AIM OF THE EXERCISE:
All the data below goes into the copy word for word, but the pictures don't.

** Start **

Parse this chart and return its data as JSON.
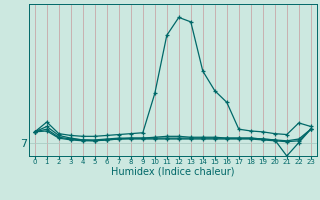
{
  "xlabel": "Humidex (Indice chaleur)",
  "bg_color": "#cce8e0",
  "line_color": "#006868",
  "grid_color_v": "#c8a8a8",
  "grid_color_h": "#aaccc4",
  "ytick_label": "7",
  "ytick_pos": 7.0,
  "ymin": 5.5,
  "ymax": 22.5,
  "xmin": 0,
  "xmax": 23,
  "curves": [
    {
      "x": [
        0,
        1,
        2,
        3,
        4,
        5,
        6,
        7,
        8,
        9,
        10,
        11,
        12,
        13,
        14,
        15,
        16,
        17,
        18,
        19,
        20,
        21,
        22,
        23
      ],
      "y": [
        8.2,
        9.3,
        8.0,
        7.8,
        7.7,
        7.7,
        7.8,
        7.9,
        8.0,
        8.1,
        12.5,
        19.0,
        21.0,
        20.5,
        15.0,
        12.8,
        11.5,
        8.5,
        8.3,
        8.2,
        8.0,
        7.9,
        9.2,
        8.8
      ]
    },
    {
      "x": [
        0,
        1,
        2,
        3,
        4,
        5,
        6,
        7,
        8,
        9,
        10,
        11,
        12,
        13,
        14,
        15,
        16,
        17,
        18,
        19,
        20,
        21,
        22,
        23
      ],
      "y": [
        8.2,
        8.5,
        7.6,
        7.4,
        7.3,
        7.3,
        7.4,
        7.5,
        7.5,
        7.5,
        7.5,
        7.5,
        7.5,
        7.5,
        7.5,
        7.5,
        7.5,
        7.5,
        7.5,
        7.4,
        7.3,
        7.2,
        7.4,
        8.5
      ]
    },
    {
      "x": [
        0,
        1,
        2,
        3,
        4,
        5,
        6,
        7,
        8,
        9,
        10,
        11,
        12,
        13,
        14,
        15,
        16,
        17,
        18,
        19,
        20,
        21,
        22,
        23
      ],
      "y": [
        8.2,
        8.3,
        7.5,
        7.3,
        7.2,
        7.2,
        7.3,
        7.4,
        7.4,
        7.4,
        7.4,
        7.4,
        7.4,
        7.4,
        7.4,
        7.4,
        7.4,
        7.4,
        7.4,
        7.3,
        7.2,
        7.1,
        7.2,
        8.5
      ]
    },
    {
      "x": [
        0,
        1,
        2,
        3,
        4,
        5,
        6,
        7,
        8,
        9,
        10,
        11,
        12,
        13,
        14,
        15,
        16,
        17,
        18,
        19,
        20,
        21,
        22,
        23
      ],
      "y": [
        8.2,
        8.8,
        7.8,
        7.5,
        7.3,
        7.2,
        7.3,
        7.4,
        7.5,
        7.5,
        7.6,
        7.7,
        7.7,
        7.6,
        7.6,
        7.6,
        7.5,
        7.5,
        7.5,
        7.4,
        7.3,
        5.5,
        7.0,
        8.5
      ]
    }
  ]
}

** End **

SOLUTION TO THIS PROBLEM:
Parse this chart and return its data as JSON.
{
  "xlabel": "Humidex (Indice chaleur)",
  "bg_color": "#cce8e0",
  "line_color": "#006868",
  "grid_color_v": "#c8a8a8",
  "grid_color_h": "#aaccc4",
  "ytick_label": "7",
  "ytick_pos": 7.0,
  "ymin": 5.5,
  "ymax": 22.5,
  "xmin": 0,
  "xmax": 23,
  "curves": [
    {
      "x": [
        0,
        1,
        2,
        3,
        4,
        5,
        6,
        7,
        8,
        9,
        10,
        11,
        12,
        13,
        14,
        15,
        16,
        17,
        18,
        19,
        20,
        21,
        22,
        23
      ],
      "y": [
        8.2,
        9.3,
        8.0,
        7.8,
        7.7,
        7.7,
        7.8,
        7.9,
        8.0,
        8.1,
        12.5,
        19.0,
        21.0,
        20.5,
        15.0,
        12.8,
        11.5,
        8.5,
        8.3,
        8.2,
        8.0,
        7.9,
        9.2,
        8.8
      ]
    },
    {
      "x": [
        0,
        1,
        2,
        3,
        4,
        5,
        6,
        7,
        8,
        9,
        10,
        11,
        12,
        13,
        14,
        15,
        16,
        17,
        18,
        19,
        20,
        21,
        22,
        23
      ],
      "y": [
        8.2,
        8.5,
        7.6,
        7.4,
        7.3,
        7.3,
        7.4,
        7.5,
        7.5,
        7.5,
        7.5,
        7.5,
        7.5,
        7.5,
        7.5,
        7.5,
        7.5,
        7.5,
        7.5,
        7.4,
        7.3,
        7.2,
        7.4,
        8.5
      ]
    },
    {
      "x": [
        0,
        1,
        2,
        3,
        4,
        5,
        6,
        7,
        8,
        9,
        10,
        11,
        12,
        13,
        14,
        15,
        16,
        17,
        18,
        19,
        20,
        21,
        22,
        23
      ],
      "y": [
        8.2,
        8.3,
        7.5,
        7.3,
        7.2,
        7.2,
        7.3,
        7.4,
        7.4,
        7.4,
        7.4,
        7.4,
        7.4,
        7.4,
        7.4,
        7.4,
        7.4,
        7.4,
        7.4,
        7.3,
        7.2,
        7.1,
        7.2,
        8.5
      ]
    },
    {
      "x": [
        0,
        1,
        2,
        3,
        4,
        5,
        6,
        7,
        8,
        9,
        10,
        11,
        12,
        13,
        14,
        15,
        16,
        17,
        18,
        19,
        20,
        21,
        22,
        23
      ],
      "y": [
        8.2,
        8.8,
        7.8,
        7.5,
        7.3,
        7.2,
        7.3,
        7.4,
        7.5,
        7.5,
        7.6,
        7.7,
        7.7,
        7.6,
        7.6,
        7.6,
        7.5,
        7.5,
        7.5,
        7.4,
        7.3,
        5.5,
        7.0,
        8.5
      ]
    }
  ]
}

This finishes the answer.